# BRIEF
In the entries, find all lines that hold the word "bifurcation" and copy them.

# INFORMATION SHOWN

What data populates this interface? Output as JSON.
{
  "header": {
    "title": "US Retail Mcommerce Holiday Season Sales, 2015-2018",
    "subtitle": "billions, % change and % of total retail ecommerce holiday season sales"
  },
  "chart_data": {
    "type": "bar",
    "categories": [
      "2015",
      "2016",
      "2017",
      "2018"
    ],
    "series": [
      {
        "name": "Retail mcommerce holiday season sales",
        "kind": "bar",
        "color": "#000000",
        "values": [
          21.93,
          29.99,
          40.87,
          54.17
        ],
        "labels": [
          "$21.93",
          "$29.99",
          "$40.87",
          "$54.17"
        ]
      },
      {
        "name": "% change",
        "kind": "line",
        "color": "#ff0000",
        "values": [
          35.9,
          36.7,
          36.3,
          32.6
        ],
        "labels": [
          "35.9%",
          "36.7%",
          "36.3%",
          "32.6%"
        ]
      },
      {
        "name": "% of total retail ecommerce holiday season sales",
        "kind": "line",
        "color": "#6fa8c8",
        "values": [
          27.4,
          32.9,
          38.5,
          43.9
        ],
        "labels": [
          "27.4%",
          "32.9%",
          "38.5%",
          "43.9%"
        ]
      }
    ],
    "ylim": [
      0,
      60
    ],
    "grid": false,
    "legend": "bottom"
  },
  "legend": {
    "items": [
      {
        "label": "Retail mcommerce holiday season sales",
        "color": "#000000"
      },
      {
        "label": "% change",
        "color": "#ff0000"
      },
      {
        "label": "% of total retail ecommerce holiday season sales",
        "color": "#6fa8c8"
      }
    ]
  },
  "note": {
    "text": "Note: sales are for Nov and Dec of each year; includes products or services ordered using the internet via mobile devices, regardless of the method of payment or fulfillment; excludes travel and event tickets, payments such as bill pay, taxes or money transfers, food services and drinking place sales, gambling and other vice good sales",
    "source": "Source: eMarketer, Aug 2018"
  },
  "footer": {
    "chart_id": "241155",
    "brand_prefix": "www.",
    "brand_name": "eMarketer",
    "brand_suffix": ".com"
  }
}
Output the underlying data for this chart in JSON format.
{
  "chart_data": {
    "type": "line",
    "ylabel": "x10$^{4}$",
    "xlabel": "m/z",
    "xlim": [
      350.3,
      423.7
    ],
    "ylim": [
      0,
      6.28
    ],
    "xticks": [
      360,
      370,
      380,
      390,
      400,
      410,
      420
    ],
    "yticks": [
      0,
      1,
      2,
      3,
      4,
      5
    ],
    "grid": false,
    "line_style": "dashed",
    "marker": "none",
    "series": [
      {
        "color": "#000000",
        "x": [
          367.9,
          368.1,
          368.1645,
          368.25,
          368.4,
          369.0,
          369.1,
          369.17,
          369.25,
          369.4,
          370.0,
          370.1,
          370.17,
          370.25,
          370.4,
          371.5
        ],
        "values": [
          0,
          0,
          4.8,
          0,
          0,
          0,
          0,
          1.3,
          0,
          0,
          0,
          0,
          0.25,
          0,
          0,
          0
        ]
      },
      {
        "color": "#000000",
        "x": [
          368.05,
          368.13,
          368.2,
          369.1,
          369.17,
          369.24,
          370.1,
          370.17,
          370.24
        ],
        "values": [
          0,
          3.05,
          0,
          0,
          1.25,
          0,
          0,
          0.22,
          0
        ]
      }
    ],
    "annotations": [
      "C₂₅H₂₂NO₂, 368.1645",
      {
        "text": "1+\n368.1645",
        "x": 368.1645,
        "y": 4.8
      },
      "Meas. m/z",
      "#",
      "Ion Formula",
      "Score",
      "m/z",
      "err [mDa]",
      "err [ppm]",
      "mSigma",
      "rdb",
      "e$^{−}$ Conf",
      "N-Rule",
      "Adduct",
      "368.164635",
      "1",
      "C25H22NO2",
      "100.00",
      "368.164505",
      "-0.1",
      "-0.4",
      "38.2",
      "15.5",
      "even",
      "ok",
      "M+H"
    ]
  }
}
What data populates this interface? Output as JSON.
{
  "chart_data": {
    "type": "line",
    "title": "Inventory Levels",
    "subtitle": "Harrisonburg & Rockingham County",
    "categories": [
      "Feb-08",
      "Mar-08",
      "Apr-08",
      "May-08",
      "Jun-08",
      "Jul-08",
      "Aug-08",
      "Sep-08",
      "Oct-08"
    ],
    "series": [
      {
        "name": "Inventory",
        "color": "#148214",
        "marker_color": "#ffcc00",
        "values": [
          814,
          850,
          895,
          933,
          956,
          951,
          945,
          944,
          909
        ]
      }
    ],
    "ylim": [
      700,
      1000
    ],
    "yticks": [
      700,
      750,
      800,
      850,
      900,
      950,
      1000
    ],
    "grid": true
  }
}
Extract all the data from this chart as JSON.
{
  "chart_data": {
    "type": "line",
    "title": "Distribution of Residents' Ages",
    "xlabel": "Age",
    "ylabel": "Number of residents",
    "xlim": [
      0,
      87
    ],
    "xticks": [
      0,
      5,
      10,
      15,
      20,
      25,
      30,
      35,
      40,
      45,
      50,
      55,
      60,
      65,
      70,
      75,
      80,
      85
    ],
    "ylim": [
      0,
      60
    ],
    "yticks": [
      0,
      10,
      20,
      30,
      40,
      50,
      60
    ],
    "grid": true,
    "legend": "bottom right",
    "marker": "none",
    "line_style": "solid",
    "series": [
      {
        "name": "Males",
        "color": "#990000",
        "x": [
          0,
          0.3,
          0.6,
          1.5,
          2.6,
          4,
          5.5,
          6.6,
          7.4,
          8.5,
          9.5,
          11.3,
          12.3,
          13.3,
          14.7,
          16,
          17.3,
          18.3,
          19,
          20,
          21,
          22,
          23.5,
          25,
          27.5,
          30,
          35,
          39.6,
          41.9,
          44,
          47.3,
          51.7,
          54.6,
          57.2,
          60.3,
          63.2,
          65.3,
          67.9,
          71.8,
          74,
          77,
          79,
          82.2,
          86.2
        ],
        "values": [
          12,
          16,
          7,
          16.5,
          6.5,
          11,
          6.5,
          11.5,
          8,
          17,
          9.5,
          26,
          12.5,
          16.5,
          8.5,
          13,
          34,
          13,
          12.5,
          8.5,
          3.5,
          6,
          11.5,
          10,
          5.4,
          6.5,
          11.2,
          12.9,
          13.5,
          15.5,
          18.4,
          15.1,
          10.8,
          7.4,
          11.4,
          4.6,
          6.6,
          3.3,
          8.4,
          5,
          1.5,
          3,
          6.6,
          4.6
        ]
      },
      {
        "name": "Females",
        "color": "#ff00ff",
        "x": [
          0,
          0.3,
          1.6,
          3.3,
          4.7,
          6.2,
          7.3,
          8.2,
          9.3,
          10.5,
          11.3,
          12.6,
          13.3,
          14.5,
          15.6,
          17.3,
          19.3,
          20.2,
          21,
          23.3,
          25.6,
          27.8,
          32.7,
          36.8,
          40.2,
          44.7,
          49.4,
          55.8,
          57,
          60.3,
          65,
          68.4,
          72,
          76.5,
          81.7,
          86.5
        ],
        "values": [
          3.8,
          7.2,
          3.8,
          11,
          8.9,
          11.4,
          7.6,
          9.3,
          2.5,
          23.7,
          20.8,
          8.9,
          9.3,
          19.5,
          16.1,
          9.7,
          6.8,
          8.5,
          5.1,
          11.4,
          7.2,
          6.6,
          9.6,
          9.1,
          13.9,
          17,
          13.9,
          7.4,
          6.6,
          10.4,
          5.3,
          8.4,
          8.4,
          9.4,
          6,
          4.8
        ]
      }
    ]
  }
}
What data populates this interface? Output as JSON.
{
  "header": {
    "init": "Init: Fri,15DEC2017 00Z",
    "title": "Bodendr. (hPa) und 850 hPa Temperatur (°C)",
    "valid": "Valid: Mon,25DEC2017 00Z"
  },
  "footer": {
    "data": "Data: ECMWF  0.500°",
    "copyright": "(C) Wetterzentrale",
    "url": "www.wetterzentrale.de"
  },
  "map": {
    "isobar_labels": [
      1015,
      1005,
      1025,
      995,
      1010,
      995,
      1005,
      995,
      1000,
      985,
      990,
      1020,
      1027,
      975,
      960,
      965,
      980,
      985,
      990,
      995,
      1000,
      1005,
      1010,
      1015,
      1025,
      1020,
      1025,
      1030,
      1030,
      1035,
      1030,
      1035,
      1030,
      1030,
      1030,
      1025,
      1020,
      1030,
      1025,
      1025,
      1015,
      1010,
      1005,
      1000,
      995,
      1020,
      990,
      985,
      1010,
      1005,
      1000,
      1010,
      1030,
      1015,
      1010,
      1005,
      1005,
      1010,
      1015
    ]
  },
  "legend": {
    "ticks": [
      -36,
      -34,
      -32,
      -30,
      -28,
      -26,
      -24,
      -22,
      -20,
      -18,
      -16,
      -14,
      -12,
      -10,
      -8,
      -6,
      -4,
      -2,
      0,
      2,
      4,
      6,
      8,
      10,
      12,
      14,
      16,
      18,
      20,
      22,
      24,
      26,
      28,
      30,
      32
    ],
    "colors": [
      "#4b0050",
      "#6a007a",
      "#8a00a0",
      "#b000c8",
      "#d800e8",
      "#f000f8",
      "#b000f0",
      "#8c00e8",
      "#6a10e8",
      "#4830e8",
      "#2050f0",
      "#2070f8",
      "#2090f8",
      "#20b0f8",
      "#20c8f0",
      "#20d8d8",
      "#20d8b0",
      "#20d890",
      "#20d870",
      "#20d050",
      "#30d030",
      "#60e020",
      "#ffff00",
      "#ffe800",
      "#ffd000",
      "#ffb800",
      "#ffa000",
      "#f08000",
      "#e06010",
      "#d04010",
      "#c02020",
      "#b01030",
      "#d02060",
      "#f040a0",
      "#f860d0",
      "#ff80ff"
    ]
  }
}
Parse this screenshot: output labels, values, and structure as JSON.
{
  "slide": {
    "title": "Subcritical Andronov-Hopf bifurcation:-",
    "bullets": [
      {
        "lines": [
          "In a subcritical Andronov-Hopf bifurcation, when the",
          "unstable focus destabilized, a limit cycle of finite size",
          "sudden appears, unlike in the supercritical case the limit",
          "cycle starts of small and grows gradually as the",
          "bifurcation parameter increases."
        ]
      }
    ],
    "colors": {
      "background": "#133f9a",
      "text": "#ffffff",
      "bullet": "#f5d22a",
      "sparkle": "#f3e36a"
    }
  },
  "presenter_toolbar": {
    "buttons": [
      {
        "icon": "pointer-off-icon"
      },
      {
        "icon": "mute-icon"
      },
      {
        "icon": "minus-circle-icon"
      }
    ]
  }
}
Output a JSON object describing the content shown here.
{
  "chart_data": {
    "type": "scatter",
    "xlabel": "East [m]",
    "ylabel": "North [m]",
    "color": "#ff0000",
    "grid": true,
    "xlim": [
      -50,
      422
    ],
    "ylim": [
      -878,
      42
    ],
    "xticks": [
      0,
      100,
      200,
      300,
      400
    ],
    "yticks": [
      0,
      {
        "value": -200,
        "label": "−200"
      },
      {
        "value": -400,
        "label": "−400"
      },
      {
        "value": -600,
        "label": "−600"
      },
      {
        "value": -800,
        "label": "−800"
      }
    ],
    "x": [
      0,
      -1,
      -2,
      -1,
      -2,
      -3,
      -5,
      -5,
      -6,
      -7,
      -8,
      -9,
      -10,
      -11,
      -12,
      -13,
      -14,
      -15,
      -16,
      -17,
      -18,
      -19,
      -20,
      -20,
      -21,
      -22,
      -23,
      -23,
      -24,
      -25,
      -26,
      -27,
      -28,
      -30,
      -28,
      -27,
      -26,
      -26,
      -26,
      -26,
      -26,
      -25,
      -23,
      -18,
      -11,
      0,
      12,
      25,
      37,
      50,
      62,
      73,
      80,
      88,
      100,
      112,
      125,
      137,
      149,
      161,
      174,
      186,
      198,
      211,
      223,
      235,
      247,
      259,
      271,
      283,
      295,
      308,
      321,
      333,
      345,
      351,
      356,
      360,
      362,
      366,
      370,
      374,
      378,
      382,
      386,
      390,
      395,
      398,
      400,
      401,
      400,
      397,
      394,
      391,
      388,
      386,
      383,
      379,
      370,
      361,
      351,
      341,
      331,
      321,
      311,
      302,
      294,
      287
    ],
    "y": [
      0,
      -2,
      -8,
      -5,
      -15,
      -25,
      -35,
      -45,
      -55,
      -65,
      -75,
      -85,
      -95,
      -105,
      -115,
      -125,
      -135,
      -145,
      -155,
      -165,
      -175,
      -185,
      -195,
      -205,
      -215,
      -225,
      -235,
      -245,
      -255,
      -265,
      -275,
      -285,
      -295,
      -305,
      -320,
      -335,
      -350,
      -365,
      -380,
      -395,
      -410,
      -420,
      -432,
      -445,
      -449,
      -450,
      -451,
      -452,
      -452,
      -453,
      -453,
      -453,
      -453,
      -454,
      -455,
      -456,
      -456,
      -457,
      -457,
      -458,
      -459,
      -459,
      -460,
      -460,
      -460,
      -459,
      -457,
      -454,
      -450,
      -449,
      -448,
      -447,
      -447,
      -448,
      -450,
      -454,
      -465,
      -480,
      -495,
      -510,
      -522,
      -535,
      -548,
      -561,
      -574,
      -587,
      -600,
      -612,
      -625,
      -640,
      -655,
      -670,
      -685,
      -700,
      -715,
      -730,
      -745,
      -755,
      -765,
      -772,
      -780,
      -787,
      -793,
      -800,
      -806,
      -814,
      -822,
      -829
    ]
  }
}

# COMPLETE OUTPUT
    "title": "Subcritical Andronov-Hopf bifurcation:-",
          "In a subcritical Andronov-Hopf bifurcation, when the",
          "bifurcation parameter increases."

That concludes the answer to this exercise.